-- SELECTED TEXT start --

He was mortal, after all.
For decades, we held on to the belief that Joey “Pepe” Smith would be the last man standing and that somehow, despite his legendary excesses and, um, questionable lifestyle choices, he would continue to be a survivor.
He had cheated death so many times before: a fire in 1981 that killed three of his in-laws; a car crash that killed his companion from which he walked away with minor scratches; a wrong-place, wrong-time misencounter that could have ended in an EJK (if Pepe’s story was to be believed).
More than once, in the 1970s, he overdosed.
“I would wake up with people around me crying,” he recalled. “They thought I’d died already. I’ve crossed so many borderlines.”
Our illusions faded on the morning of Jan. 28 when Pepe’s heart gave out, after 71 years of living his rock ’n’ roll dreams, first sparked listening to US Armed Forces radio when he was just a boy at Clark Air Base.
Live rock ’n’ roll
“You can’t just play it, you have to live it,” Smith told me once in 1994, shortly after his release from a 19-month stint at the Quezon City jail on drug charges (later dismissed). It was a succinct summation of Pepe’s philosophy in life.
“You have to feel it in your bones,” he added. “You have to be built for rock ’n’ roll.”
A rocker to the end, Pepe had a guitar in his hands when he suffered his fatal heart attack, according to a post by a former partner.

-- SELECTED TEXT end --

• **THE TASKS**:
1: Return the stretch of the piece on Joey “Pepe” Smith from "Our illusions faded" through "a former partner.", copied word for word.
2: For each statement, say yes or no according to the piece on Joey “Pepe” Smith, and quote the words that decide it: (a) Smith's heart gave out on the morning of Jan. 28. (b) Smith spent 19 months at the Quezon City jail on theft charges. (c) Smith had a guitar in his hands when he suffered his fatal heart attack.

-- ENTRIES SHOWN start --

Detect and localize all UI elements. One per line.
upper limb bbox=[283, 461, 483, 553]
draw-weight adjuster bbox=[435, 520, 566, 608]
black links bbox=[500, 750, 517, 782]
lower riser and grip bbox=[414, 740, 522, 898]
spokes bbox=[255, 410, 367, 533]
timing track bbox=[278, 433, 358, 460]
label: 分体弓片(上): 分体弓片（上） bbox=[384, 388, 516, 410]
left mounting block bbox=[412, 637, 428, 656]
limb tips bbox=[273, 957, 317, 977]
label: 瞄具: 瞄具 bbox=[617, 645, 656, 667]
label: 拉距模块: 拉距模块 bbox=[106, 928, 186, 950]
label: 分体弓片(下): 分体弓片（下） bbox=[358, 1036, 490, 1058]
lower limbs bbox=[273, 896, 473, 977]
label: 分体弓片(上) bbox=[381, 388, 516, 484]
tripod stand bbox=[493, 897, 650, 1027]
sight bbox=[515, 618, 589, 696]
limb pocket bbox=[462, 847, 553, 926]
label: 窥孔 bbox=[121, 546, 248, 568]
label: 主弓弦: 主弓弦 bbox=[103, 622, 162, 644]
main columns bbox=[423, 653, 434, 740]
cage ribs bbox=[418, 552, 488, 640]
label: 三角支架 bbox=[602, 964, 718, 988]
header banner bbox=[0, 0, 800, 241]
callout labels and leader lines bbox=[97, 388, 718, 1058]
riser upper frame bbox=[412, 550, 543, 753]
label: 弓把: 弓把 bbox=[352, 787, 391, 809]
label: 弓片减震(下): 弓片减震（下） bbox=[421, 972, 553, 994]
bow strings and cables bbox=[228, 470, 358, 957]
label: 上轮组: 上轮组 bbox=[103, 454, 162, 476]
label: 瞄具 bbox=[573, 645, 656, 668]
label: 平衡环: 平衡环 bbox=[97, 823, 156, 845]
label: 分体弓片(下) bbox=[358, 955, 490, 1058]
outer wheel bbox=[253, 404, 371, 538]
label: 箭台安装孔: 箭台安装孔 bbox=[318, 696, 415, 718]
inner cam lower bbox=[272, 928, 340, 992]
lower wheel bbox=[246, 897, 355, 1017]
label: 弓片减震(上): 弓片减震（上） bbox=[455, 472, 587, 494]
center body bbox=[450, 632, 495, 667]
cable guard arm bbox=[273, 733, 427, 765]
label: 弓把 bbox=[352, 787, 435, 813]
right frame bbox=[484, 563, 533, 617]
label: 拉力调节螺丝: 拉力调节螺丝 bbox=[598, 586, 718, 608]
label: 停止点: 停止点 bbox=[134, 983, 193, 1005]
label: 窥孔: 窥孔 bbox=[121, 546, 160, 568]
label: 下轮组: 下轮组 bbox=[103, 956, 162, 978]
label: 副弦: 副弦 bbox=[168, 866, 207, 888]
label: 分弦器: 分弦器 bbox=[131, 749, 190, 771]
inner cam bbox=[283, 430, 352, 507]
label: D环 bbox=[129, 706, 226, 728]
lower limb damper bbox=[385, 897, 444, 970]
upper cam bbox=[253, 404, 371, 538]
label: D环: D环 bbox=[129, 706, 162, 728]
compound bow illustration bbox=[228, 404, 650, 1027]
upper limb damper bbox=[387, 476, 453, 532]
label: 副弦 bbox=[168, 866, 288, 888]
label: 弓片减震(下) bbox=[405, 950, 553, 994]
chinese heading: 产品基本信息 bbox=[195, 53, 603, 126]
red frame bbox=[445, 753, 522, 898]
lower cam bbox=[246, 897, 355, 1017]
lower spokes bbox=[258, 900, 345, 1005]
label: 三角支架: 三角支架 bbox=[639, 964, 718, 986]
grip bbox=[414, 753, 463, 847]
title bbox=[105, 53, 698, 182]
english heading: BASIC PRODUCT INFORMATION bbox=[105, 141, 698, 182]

-- ENTRIES SHOWN end --

• **RESULTS FOR THE EXERCISE**:
1:
Our illusions faded on the morning of Jan. 28 when Pepe’s heart gave out, after 71 years of living his rock ’n’ roll dreams, first sparked listening to US Armed Forces radio when he was just a boy at Clark Air Base.
Live rock ’n’ roll
“You can’t just play it, you have to live it,” Smith told me once in 1994, shortly after his release from a 19-month stint at the Quezon City jail on drug charges (later dismissed). It was a succinct summation of Pepe’s philosophy in life.
“You have to feel it in your bones,” he added. “You have to be built for rock ’n’ roll.”
A rocker to the end, Pepe had a guitar in his hands when he suffered his fatal heart attack, according to a post by a former partner.

2:
(a) Yes: "Our illusions faded on the morning of Jan. 28 when Pepe’s heart gave out"
(b) No: "a 19-month stint at the Quezon City jail on drug charges (later dismissed)"
(c) Yes: "Pepe had a guitar in his hands when he suffered his fatal heart attack"